>> Start

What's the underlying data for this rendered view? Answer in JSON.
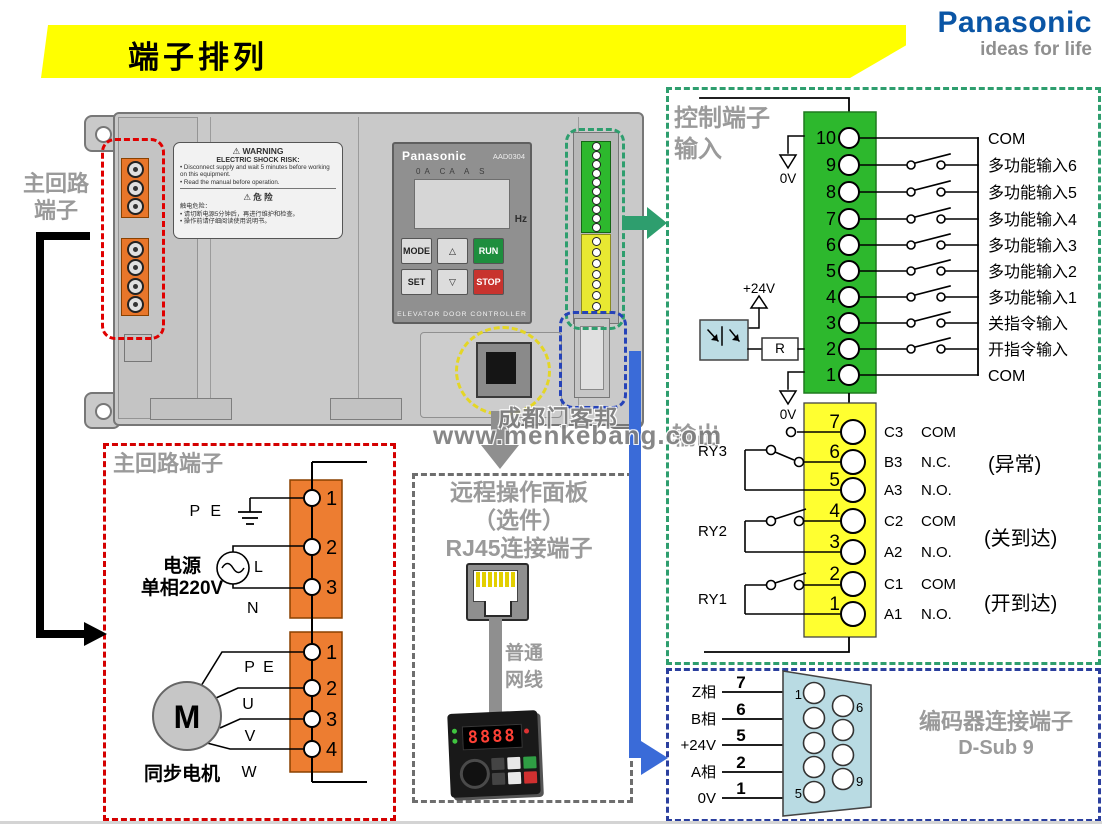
{
  "header": {
    "title": "端子排列",
    "brand": "Panasonic",
    "tagline": "ideas for life"
  },
  "watermark": {
    "line1": "成都门客邦",
    "line2": "www.menkebang.com"
  },
  "left_label": {
    "line1": "主回路",
    "line2": "端子"
  },
  "device": {
    "brand": "Panasonic",
    "model": "AAD0304",
    "indicators": "0A CA A S",
    "display_unit": "Hz",
    "buttons": [
      "MODE",
      "△",
      "RUN",
      "SET",
      "▽",
      "STOP"
    ],
    "footer_text": "ELEVATOR DOOR CONTROLLER",
    "warning": {
      "title": "⚠ WARNING",
      "line1": "ELECTRIC SHOCK RISK:",
      "line2": "• Disconnect supply and wait 5 minutes before working on this equipment.",
      "line3": "• Read the manual before operation.",
      "cn_title": "⚠ 危 险",
      "cn_line1": "触电危险：",
      "cn_line2": "• 请切断电源5分钟后，再进行维护和检查。",
      "cn_line3": "• 操作前请仔细阅读使用说明书。"
    }
  },
  "control_inputs": {
    "title_line1": "控制端子",
    "title_line2": "输入",
    "ov": "0V",
    "plus24": "+24V",
    "resistor": "R",
    "terminals": [
      {
        "num": "10",
        "label": "COM"
      },
      {
        "num": "9",
        "label": "多功能输入6"
      },
      {
        "num": "8",
        "label": "多功能输入5"
      },
      {
        "num": "7",
        "label": "多功能输入4"
      },
      {
        "num": "6",
        "label": "多功能输入3"
      },
      {
        "num": "5",
        "label": "多功能输入2"
      },
      {
        "num": "4",
        "label": "多功能输入1"
      },
      {
        "num": "3",
        "label": "关指令输入"
      },
      {
        "num": "2",
        "label": "开指令输入"
      },
      {
        "num": "1",
        "label": "COM"
      }
    ]
  },
  "outputs": {
    "title": "输出",
    "relays": [
      "RY3",
      "RY2",
      "RY1"
    ],
    "terminals": [
      {
        "num": "7",
        "code": "C3",
        "type": "COM"
      },
      {
        "num": "6",
        "code": "B3",
        "type": "N.C."
      },
      {
        "num": "5",
        "code": "A3",
        "type": "N.O."
      },
      {
        "num": "4",
        "code": "C2",
        "type": "COM"
      },
      {
        "num": "3",
        "code": "A2",
        "type": "N.O."
      },
      {
        "num": "2",
        "code": "C1",
        "type": "COM"
      },
      {
        "num": "1",
        "code": "A1",
        "type": "N.O."
      }
    ],
    "groups": [
      "(异常)",
      "(关到达)",
      "(开到达)"
    ]
  },
  "main_circuit": {
    "title": "主回路端子",
    "pe_label": "P E",
    "power_line1": "电源",
    "power_line2": "单相220V",
    "line_l": "L",
    "line_n": "N",
    "power_terminals": [
      "1",
      "2",
      "3"
    ],
    "motor_letter": "M",
    "motor_name": "同步电机",
    "motor_wires": [
      "P E",
      "U",
      "V",
      "W"
    ],
    "motor_terminals": [
      "1",
      "2",
      "3",
      "4"
    ]
  },
  "remote": {
    "title_line1": "远程操作面板",
    "title_line2": "（选件）",
    "title_line3": "RJ45连接端子",
    "cable_line1": "普通",
    "cable_line2": "网线",
    "display": "8888"
  },
  "encoder": {
    "title_line1": "编码器连接端子",
    "title_line2": "D-Sub 9",
    "pins": [
      {
        "label": "Z相",
        "num": "7"
      },
      {
        "label": "B相",
        "num": "6"
      },
      {
        "label": "+24V",
        "num": "5"
      },
      {
        "label": "A相",
        "num": "2"
      },
      {
        "label": "0V",
        "num": "1"
      }
    ],
    "corners": {
      "tl": "1",
      "tr": "6",
      "bl": "5",
      "br": "9"
    }
  }
}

>> End

In the entries above, identify every line with the string "before".

      "line2": "• Disconnect supply and wait 5 minutes before working on this equipment.",
      "line3": "• Read the manual before operation.",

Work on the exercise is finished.